— begin —

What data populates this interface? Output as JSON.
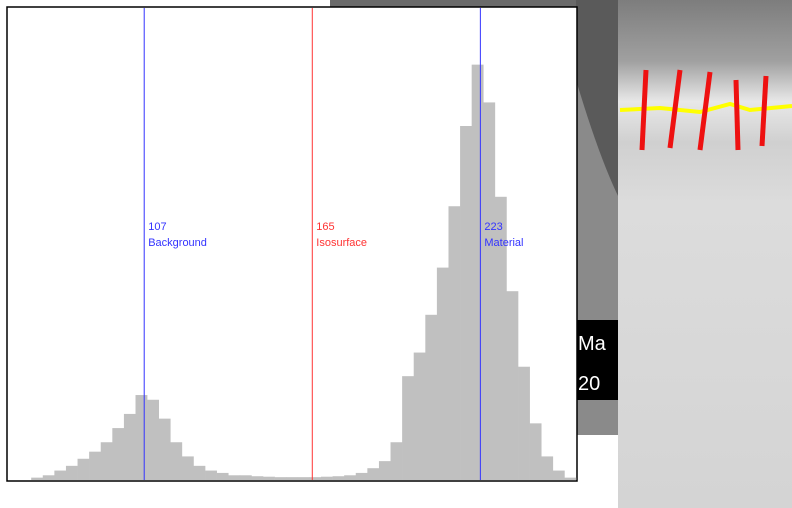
{
  "chart_data": {
    "type": "histogram",
    "bins": [
      60,
      64,
      68,
      72,
      76,
      80,
      84,
      88,
      92,
      96,
      100,
      104,
      108,
      112,
      116,
      120,
      124,
      128,
      132,
      136,
      140,
      144,
      148,
      152,
      156,
      160,
      164,
      168,
      172,
      176,
      180,
      184,
      188,
      192,
      196,
      200,
      204,
      208,
      212,
      216,
      220,
      224,
      228,
      232,
      236,
      240,
      244,
      248,
      252,
      256
    ],
    "values": [
      0,
      0,
      0.5,
      1,
      2,
      3,
      4.5,
      6,
      8,
      11,
      14,
      18,
      17,
      13,
      8,
      5,
      3,
      2,
      1.5,
      1,
      1,
      0.8,
      0.7,
      0.6,
      0.6,
      0.6,
      0.6,
      0.7,
      0.8,
      1,
      1.5,
      2.5,
      4,
      8,
      22,
      27,
      35,
      45,
      58,
      75,
      88,
      80,
      60,
      40,
      24,
      12,
      5,
      2,
      0.5
    ],
    "color": "#c0c0c0",
    "xlim": [
      60,
      256
    ],
    "ylim": [
      0,
      100
    ],
    "markers": [
      {
        "value": 107,
        "label": "Background",
        "color": "#3333ff"
      },
      {
        "value": 165,
        "label": "Isosurface",
        "color": "#ff3333"
      },
      {
        "value": 223,
        "label": "Material",
        "color": "#3333ff"
      }
    ]
  },
  "overlay_labels": [
    "Ma",
    "20"
  ]
}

— end —

EXERCISE TASK
List every line from the entries above in which "color" appears.

OUTPUT
    "color": "#c0c0c0",
        "color": "#3333ff"
        "color": "#ff3333"
        "color": "#3333ff"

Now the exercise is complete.